(Fragment uit een dataset)
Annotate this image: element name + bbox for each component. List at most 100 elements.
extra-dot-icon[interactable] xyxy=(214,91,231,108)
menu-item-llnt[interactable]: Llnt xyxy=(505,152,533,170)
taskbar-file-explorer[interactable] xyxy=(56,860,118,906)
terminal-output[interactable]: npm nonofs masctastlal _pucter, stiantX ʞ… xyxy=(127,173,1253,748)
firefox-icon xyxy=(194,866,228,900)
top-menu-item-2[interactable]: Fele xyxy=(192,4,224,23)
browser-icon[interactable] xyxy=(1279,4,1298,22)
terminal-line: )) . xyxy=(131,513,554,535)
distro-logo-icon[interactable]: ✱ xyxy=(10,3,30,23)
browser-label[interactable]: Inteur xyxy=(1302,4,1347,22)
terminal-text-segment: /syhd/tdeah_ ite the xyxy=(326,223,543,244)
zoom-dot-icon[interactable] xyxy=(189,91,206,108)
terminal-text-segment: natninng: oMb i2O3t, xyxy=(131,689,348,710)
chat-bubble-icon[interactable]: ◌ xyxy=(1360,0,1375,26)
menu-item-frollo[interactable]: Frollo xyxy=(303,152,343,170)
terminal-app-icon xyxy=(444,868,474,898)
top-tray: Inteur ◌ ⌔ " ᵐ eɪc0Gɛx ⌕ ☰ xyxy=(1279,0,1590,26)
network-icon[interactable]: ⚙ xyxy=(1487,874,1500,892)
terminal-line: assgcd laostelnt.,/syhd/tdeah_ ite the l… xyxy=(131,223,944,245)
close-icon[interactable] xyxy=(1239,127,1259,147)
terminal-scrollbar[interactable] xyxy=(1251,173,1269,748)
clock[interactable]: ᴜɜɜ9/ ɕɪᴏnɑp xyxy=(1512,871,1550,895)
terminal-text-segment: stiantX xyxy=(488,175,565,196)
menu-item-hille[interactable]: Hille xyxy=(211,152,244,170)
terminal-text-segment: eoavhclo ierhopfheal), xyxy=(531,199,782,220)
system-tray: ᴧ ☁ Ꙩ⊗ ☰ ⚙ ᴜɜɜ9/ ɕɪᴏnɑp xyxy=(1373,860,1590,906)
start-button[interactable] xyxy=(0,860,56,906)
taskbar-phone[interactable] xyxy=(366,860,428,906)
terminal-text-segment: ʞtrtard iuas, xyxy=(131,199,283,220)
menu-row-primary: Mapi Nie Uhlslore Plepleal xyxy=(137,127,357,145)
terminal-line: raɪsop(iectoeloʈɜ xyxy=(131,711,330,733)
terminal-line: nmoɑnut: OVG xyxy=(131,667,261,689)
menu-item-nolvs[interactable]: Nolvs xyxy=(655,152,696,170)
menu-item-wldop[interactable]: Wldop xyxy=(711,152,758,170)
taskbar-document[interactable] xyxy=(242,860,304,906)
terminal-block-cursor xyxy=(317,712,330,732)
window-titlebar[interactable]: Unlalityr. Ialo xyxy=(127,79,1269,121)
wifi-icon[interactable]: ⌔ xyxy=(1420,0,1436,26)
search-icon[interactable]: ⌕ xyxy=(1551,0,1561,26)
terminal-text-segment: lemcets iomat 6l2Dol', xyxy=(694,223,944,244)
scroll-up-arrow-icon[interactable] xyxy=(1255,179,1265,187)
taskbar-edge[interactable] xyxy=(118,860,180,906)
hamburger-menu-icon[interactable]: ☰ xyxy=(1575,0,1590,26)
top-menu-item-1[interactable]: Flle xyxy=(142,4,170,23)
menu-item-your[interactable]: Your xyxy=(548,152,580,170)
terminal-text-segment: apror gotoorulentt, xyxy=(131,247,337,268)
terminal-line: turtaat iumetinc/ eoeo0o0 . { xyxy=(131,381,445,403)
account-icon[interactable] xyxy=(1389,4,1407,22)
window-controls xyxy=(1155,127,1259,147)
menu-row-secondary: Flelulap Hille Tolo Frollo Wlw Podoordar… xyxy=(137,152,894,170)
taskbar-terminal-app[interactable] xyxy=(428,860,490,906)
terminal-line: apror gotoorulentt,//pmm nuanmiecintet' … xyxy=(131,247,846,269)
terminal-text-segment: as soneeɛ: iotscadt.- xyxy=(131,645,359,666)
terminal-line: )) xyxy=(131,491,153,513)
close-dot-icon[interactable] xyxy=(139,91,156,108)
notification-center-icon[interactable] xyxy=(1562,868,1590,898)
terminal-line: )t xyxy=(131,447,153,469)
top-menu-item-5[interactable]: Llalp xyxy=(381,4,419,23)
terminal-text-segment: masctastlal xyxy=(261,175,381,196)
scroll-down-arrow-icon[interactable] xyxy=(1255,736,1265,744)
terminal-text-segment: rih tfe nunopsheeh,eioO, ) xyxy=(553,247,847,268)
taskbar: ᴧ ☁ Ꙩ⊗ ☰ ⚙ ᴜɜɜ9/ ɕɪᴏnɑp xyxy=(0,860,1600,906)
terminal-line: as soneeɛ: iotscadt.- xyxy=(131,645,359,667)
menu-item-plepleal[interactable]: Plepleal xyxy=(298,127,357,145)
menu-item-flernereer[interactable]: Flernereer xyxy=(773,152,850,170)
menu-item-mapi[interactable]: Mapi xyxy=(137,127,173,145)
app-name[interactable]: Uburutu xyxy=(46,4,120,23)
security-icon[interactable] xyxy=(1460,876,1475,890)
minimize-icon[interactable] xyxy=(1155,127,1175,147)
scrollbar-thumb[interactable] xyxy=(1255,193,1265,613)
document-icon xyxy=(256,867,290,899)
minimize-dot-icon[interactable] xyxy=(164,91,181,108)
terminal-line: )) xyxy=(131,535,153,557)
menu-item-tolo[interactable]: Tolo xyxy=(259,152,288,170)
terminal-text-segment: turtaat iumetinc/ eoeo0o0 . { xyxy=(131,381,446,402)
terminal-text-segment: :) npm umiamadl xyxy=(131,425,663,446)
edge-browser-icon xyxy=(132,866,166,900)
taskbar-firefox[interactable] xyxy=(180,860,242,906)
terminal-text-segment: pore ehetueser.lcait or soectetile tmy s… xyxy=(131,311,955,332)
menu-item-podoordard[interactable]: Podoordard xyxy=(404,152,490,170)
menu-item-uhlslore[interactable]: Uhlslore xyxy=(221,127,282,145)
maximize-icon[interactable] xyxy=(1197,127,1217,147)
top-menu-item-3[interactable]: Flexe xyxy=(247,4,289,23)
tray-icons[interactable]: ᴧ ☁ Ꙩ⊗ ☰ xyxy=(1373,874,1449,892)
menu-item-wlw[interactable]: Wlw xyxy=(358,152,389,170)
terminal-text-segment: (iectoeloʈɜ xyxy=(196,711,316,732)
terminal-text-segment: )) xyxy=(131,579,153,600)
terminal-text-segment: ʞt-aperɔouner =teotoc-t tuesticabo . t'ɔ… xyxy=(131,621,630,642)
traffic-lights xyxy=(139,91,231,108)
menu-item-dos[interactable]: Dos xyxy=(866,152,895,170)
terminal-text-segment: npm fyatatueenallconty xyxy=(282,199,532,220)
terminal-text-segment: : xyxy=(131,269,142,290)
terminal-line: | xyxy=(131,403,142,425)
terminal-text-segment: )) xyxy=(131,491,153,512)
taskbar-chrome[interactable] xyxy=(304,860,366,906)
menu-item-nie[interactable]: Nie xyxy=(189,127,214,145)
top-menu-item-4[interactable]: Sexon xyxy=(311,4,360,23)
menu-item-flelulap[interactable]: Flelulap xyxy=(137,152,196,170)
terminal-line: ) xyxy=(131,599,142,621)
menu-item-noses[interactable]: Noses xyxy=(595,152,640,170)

### Opdrachtdoel
Herhaal alle regels van de gegevens hierboven letterlijk, zonder iets weg te laten of te wijzigen.

### Uitwerking
Annotate this image: element name + bbox for each component. List at most 100 elements.
extra-dot-icon[interactable] xyxy=(214,91,231,108)
menu-item-llnt[interactable]: Llnt xyxy=(505,152,533,170)
taskbar-file-explorer[interactable] xyxy=(56,860,118,906)
terminal-output[interactable]: npm nonofs masctastlal _pucter, stiantX ʞ… xyxy=(127,173,1253,748)
firefox-icon xyxy=(194,866,228,900)
top-menu-item-2[interactable]: Fele xyxy=(192,4,224,23)
browser-icon[interactable] xyxy=(1279,4,1298,22)
terminal-line: )) . xyxy=(131,513,554,535)
distro-logo-icon[interactable]: ✱ xyxy=(10,3,30,23)
browser-label[interactable]: Inteur xyxy=(1302,4,1347,22)
terminal-text-segment: /syhd/tdeah_ ite the xyxy=(326,223,543,244)
zoom-dot-icon[interactable] xyxy=(189,91,206,108)
terminal-text-segment: natninng: oMb i2O3t, xyxy=(131,689,348,710)
chat-bubble-icon[interactable]: ◌ xyxy=(1360,0,1375,26)
menu-item-frollo[interactable]: Frollo xyxy=(303,152,343,170)
terminal-app-icon xyxy=(444,868,474,898)
top-tray: Inteur ◌ ⌔ " ᵐ eɪc0Gɛx ⌕ ☰ xyxy=(1279,0,1590,26)
network-icon[interactable]: ⚙ xyxy=(1487,874,1500,892)
terminal-line: assgcd laostelnt.,/syhd/tdeah_ ite the l… xyxy=(131,223,944,245)
close-icon[interactable] xyxy=(1239,127,1259,147)
terminal-scrollbar[interactable] xyxy=(1251,173,1269,748)
clock[interactable]: ᴜɜɜ9/ ɕɪᴏnɑp xyxy=(1512,871,1550,895)
terminal-text-segment: stiantX xyxy=(488,175,565,196)
menu-item-hille[interactable]: Hille xyxy=(211,152,244,170)
terminal-text-segment: eoavhclo ierhopfheal), xyxy=(531,199,782,220)
system-tray: ᴧ ☁ Ꙩ⊗ ☰ ⚙ ᴜɜɜ9/ ɕɪᴏnɑp xyxy=(1373,860,1590,906)
start-button[interactable] xyxy=(0,860,56,906)
taskbar-phone[interactable] xyxy=(366,860,428,906)
terminal-text-segment: ʞtrtard iuas, xyxy=(131,199,283,220)
menu-row-primary: Mapi Nie Uhlslore Plepleal xyxy=(137,127,357,145)
terminal-line: raɪsop(iectoeloʈɜ xyxy=(131,711,330,733)
terminal-line: nmoɑnut: OVG xyxy=(131,667,261,689)
menu-item-nolvs[interactable]: Nolvs xyxy=(655,152,696,170)
menu-item-wldop[interactable]: Wldop xyxy=(711,152,758,170)
taskbar-document[interactable] xyxy=(242,860,304,906)
terminal-block-cursor xyxy=(317,712,330,732)
window-titlebar[interactable]: Unlalityr. Ialo xyxy=(127,79,1269,121)
wifi-icon[interactable]: ⌔ xyxy=(1420,0,1436,26)
search-icon[interactable]: ⌕ xyxy=(1551,0,1561,26)
terminal-text-segment: lemcets iomat 6l2Dol', xyxy=(694,223,944,244)
scroll-up-arrow-icon[interactable] xyxy=(1255,179,1265,187)
taskbar-edge[interactable] xyxy=(118,860,180,906)
hamburger-menu-icon[interactable]: ☰ xyxy=(1575,0,1590,26)
top-menu-item-1[interactable]: Flle xyxy=(142,4,170,23)
menu-item-your[interactable]: Your xyxy=(548,152,580,170)
terminal-text-segment: apror gotoorulentt, xyxy=(131,247,337,268)
terminal-line: turtaat iumetinc/ eoeo0o0 . { xyxy=(131,381,445,403)
account-icon[interactable] xyxy=(1389,4,1407,22)
window-controls xyxy=(1155,127,1259,147)
menu-row-secondary: Flelulap Hille Tolo Frollo Wlw Podoordar… xyxy=(137,152,894,170)
taskbar-terminal-app[interactable] xyxy=(428,860,490,906)
terminal-line: apror gotoorulentt,//pmm nuanmiecintet' … xyxy=(131,247,846,269)
terminal-text-segment: as soneeɛ: iotscadt.- xyxy=(131,645,359,666)
terminal-line: )) xyxy=(131,491,153,513)
close-dot-icon[interactable] xyxy=(139,91,156,108)
notification-center-icon[interactable] xyxy=(1562,868,1590,898)
terminal-line: )t xyxy=(131,447,153,469)
top-menu-item-5[interactable]: Llalp xyxy=(381,4,419,23)
terminal-text-segment: masctastlal xyxy=(261,175,381,196)
scroll-down-arrow-icon[interactable] xyxy=(1255,736,1265,744)
terminal-text-segment: rih tfe nunopsheeh,eioO, ) xyxy=(553,247,847,268)
taskbar: ᴧ ☁ Ꙩ⊗ ☰ ⚙ ᴜɜɜ9/ ɕɪᴏnɑp xyxy=(0,860,1600,906)
terminal-line: as soneeɛ: iotscadt.- xyxy=(131,645,359,667)
menu-item-plepleal[interactable]: Plepleal xyxy=(298,127,357,145)
menu-item-flernereer[interactable]: Flernereer xyxy=(773,152,850,170)
menu-item-mapi[interactable]: Mapi xyxy=(137,127,173,145)
app-name[interactable]: Uburutu xyxy=(46,4,120,23)
security-icon[interactable] xyxy=(1460,876,1475,890)
minimize-icon[interactable] xyxy=(1155,127,1175,147)
scrollbar-thumb[interactable] xyxy=(1255,193,1265,613)
document-icon xyxy=(256,867,290,899)
minimize-dot-icon[interactable] xyxy=(164,91,181,108)
terminal-line: )) xyxy=(131,535,153,557)
menu-item-tolo[interactable]: Tolo xyxy=(259,152,288,170)
terminal-text-segment: turtaat iumetinc/ eoeo0o0 . { xyxy=(131,381,446,402)
terminal-text-segment: :) npm umiamadl xyxy=(131,425,663,446)
edge-browser-icon xyxy=(132,866,166,900)
taskbar-firefox[interactable] xyxy=(180,860,242,906)
terminal-text-segment: pore ehetueser.lcait or soectetile tmy s… xyxy=(131,311,955,332)
menu-item-podoordard[interactable]: Podoordard xyxy=(404,152,490,170)
menu-item-uhlslore[interactable]: Uhlslore xyxy=(221,127,282,145)
maximize-icon[interactable] xyxy=(1197,127,1217,147)
top-menu-item-3[interactable]: Flexe xyxy=(247,4,289,23)
tray-icons[interactable]: ᴧ ☁ Ꙩ⊗ ☰ xyxy=(1373,874,1449,892)
menu-item-wlw[interactable]: Wlw xyxy=(358,152,389,170)
terminal-text-segment: (iectoeloʈɜ xyxy=(196,711,316,732)
terminal-text-segment: )) xyxy=(131,579,153,600)
terminal-text-segment: ʞt-aperɔouner =teotoc-t tuesticabo . t'ɔ… xyxy=(131,621,630,642)
traffic-lights xyxy=(139,91,231,108)
menu-item-dos[interactable]: Dos xyxy=(866,152,895,170)
terminal-text-segment: npm fyatatueenallconty xyxy=(282,199,532,220)
terminal-text-segment: : xyxy=(131,269,142,290)
terminal-line: | xyxy=(131,403,142,425)
terminal-text-segment: )) xyxy=(131,491,153,512)
taskbar-chrome[interactable] xyxy=(304,860,366,906)
menu-item-nie[interactable]: Nie xyxy=(189,127,214,145)
top-menu-item-4[interactable]: Sexon xyxy=(311,4,360,23)
menu-item-flelulap[interactable]: Flelulap xyxy=(137,152,196,170)
terminal-line: ) xyxy=(131,599,142,621)
menu-item-noses[interactable]: Noses xyxy=(595,152,640,170)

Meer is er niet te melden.